# [To be done]
Search the records below for the word "DefaultJSONParser". Pull out each line that has it.

# [Data items]
------------------------------------------------
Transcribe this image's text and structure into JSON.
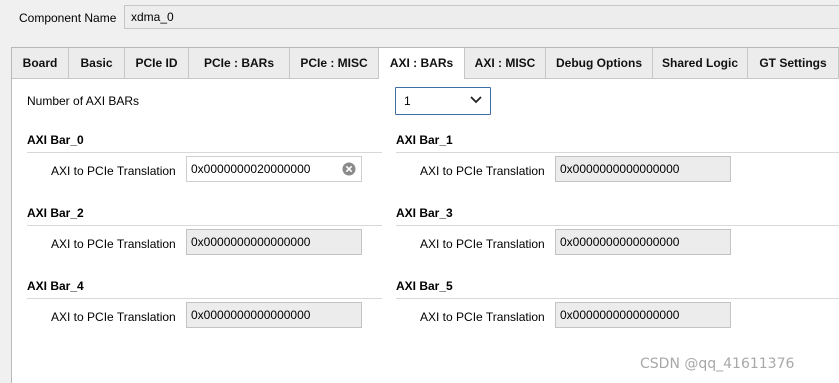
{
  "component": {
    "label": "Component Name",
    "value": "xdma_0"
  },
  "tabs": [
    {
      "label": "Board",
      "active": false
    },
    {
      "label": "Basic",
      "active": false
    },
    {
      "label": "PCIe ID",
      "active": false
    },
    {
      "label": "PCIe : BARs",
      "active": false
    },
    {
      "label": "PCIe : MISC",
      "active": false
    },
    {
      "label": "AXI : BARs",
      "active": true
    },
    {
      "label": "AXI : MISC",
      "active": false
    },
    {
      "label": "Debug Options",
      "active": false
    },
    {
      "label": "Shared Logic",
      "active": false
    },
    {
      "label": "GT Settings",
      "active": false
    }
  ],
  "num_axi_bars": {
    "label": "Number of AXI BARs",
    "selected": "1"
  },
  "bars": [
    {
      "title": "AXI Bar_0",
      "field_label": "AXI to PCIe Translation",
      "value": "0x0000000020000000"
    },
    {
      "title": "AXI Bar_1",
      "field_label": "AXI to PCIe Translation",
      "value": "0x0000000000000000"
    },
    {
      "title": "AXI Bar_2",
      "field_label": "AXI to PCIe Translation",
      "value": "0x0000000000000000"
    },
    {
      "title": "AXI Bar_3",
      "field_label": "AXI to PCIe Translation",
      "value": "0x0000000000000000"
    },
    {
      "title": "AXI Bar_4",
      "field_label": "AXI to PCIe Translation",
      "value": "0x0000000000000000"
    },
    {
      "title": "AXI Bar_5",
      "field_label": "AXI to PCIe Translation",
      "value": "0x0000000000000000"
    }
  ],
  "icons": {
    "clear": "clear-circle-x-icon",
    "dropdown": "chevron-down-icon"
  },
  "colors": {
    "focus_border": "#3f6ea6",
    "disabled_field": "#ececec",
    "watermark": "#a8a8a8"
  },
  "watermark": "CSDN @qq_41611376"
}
------------------------------------------------
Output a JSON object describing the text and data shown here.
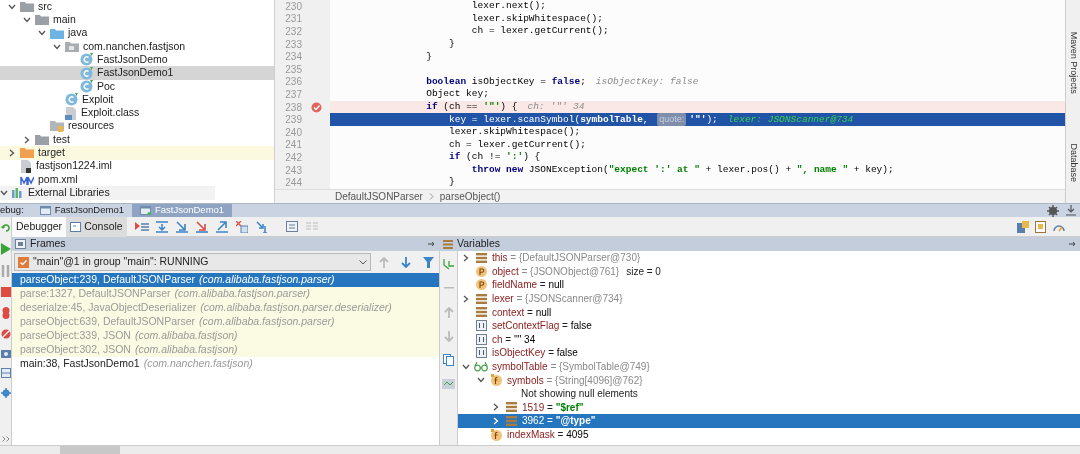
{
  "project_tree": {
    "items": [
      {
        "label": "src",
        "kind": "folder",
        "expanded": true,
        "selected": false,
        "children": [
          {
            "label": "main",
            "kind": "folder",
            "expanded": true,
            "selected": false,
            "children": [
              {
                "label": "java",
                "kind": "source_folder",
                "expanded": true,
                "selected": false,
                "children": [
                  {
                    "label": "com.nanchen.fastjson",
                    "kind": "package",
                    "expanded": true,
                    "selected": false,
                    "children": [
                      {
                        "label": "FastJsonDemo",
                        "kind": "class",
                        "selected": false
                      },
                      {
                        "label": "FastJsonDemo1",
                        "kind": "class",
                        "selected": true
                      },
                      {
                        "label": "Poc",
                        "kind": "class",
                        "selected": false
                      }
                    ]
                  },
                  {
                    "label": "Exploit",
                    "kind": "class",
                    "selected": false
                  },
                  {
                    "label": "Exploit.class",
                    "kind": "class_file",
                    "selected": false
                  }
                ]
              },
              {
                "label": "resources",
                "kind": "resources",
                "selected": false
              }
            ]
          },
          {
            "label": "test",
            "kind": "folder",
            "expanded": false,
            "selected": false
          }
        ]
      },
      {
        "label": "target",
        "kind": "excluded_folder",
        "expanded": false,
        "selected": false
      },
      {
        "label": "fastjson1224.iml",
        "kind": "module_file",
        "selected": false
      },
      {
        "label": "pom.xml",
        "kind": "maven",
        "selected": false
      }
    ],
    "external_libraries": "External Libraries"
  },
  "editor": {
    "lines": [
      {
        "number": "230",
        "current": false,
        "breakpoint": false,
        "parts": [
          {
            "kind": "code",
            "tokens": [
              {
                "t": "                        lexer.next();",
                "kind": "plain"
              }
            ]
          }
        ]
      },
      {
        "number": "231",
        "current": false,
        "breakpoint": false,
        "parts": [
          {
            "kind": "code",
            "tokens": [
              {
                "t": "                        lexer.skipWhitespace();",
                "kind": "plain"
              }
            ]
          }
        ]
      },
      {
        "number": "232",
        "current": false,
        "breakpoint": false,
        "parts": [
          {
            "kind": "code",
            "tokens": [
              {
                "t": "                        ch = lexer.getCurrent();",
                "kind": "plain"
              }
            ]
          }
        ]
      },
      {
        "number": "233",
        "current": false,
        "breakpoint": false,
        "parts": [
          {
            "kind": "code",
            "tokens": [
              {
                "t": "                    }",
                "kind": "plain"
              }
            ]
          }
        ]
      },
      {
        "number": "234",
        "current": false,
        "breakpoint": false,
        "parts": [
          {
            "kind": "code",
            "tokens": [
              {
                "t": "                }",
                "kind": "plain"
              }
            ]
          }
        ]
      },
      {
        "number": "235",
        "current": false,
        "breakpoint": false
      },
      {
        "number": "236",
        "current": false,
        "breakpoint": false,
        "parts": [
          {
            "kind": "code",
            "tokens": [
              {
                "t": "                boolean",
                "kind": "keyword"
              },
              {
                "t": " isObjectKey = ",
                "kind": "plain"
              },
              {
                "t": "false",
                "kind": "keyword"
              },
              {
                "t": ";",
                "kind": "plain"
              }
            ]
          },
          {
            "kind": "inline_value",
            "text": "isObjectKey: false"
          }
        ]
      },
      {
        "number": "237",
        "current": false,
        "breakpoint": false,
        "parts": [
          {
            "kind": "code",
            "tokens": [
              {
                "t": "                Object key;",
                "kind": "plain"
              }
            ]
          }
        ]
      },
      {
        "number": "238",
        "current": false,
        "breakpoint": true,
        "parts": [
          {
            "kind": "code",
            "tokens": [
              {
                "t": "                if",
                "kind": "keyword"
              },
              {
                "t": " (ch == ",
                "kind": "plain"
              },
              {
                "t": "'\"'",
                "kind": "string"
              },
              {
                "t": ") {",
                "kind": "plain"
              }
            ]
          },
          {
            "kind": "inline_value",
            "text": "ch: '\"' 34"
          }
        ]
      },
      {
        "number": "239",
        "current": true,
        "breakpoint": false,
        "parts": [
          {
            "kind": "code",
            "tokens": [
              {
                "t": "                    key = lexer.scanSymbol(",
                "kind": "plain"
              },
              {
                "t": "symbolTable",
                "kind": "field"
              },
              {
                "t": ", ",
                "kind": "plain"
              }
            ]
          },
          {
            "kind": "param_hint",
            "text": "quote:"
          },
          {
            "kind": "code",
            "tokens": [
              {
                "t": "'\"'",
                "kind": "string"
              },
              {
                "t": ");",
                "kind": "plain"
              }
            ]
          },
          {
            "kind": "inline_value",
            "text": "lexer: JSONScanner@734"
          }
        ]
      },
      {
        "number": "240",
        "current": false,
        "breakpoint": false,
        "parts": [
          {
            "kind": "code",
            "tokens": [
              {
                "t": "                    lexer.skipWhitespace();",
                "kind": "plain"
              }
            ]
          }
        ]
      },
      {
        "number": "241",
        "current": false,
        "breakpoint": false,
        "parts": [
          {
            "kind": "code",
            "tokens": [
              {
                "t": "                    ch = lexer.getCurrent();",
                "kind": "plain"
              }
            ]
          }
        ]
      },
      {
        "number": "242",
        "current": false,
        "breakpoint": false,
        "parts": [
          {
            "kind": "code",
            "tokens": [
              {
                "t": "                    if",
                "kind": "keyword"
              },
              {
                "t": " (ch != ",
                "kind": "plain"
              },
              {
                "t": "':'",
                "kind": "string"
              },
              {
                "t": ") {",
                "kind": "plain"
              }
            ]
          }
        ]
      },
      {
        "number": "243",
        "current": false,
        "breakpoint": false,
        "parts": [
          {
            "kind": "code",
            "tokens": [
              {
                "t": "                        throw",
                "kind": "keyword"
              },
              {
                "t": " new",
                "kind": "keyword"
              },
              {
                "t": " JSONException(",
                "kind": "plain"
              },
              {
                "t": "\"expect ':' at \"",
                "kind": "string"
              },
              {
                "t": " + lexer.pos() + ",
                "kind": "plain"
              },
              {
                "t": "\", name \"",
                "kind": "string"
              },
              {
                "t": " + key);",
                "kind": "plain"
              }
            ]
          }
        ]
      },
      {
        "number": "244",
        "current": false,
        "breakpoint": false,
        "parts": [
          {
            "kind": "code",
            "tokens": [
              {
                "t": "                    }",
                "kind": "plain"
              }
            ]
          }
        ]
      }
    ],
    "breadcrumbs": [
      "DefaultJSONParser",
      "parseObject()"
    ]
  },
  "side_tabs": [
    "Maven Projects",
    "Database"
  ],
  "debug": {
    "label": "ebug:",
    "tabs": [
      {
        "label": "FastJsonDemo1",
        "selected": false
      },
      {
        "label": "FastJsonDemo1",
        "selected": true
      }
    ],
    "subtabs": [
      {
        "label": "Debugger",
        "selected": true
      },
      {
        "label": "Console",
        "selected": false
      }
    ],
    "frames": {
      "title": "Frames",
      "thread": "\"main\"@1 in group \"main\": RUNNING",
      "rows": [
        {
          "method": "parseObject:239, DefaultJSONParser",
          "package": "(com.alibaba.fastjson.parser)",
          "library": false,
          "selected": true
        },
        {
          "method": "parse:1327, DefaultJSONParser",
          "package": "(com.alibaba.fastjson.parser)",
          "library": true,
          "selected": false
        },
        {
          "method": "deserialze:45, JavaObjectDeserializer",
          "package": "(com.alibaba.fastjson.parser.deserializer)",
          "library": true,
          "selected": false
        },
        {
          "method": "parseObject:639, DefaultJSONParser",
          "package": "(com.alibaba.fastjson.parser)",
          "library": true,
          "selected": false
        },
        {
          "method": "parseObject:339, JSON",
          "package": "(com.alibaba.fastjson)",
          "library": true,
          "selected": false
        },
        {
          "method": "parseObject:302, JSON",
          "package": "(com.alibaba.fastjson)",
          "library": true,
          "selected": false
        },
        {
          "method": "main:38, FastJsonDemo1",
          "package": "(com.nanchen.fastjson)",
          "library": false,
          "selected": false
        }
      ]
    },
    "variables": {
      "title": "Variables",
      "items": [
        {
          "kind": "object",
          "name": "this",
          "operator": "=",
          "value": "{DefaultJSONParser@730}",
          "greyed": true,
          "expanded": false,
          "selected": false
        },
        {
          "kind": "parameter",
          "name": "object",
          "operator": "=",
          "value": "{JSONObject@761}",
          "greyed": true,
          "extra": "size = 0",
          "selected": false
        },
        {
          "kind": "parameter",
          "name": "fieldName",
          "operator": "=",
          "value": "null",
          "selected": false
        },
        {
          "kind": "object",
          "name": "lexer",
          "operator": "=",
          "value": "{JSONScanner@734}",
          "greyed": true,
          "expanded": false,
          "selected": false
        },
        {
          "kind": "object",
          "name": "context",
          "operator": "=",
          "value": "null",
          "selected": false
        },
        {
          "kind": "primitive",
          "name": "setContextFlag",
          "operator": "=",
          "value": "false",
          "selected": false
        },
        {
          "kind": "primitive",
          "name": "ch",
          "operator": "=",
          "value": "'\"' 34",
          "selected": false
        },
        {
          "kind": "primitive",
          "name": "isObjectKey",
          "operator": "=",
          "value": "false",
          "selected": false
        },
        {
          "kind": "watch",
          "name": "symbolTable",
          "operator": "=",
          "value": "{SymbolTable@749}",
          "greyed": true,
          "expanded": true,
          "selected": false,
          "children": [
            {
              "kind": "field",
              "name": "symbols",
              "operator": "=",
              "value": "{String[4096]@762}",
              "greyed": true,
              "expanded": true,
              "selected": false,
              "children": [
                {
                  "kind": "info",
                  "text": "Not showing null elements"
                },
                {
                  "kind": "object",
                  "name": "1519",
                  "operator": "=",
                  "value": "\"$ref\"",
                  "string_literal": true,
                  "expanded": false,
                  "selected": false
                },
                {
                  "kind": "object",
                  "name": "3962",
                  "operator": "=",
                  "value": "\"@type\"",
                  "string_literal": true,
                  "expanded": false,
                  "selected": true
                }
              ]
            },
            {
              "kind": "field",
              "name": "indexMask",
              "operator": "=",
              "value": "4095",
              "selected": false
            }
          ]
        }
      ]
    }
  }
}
------------------------------------------------
# [Exercise result]
      "DefaultJSONParser",
          "method": "parseObject:239, DefaultJSONParser",
          "method": "parse:1327, DefaultJSONParser",
          "method": "parseObject:639, DefaultJSONParser",
          "value": "{DefaultJSONParser@730}",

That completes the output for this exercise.